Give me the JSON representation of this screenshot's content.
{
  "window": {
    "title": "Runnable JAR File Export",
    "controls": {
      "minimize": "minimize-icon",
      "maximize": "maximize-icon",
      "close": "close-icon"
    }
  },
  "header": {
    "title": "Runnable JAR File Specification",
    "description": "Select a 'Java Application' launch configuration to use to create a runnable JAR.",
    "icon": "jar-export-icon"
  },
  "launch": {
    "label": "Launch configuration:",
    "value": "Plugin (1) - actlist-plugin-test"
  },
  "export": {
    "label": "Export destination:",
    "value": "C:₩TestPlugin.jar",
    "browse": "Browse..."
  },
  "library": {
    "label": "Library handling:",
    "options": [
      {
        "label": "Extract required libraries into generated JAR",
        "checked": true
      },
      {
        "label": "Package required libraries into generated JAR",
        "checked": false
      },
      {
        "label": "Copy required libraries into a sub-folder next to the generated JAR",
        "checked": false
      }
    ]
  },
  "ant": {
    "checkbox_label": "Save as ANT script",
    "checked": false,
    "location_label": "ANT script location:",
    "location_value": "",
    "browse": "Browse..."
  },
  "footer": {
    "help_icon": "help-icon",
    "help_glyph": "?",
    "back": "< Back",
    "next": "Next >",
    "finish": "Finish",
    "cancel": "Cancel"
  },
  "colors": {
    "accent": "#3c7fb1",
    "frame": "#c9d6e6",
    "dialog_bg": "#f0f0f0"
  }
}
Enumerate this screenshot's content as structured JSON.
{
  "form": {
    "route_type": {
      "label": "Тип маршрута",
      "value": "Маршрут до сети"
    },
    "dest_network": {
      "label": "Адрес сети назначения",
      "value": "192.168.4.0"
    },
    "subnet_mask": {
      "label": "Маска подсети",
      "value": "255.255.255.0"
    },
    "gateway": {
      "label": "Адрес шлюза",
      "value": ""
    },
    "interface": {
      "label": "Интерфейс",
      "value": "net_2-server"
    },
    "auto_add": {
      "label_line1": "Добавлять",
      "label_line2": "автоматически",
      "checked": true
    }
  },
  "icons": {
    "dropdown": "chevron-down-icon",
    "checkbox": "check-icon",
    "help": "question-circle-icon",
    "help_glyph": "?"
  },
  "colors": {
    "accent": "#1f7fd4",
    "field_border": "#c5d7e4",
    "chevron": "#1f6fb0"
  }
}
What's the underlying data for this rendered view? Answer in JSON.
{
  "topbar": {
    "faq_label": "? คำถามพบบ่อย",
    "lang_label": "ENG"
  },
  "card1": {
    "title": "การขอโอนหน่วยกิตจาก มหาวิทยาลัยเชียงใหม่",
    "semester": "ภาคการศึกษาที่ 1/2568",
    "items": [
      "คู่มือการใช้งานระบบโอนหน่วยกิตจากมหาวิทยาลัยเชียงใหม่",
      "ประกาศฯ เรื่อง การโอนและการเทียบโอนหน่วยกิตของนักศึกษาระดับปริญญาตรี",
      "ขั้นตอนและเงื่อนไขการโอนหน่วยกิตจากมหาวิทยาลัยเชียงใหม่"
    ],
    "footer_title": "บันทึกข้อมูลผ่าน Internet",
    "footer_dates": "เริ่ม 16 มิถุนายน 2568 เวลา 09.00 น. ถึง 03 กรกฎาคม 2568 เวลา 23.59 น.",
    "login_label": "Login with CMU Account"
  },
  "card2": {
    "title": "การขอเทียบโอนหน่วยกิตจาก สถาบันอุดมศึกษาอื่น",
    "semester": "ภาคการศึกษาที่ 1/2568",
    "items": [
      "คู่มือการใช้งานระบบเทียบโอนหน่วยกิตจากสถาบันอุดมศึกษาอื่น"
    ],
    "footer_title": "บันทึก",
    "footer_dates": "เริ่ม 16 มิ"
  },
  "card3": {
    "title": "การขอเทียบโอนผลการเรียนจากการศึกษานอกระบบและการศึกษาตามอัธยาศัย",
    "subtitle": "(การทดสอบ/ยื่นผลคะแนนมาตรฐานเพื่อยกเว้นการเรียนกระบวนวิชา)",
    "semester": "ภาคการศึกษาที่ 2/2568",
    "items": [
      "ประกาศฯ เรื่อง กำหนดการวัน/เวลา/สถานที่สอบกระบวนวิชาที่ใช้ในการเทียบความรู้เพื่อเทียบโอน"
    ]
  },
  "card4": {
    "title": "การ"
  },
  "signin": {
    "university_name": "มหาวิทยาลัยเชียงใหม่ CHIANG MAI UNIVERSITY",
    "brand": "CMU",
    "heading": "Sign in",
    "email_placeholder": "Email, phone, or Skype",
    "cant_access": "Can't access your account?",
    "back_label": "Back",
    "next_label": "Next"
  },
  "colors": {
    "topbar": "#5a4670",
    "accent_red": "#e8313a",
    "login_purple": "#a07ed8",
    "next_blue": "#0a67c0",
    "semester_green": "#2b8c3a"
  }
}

--------------------------------------------------

• STATED GOAL: Locate the word "Адрес" in the entries, and copy every line where it is found.

• EXERCISE OUTPUT:
      "label": "Адрес сети назначения",
      "label": "Адрес шлюза",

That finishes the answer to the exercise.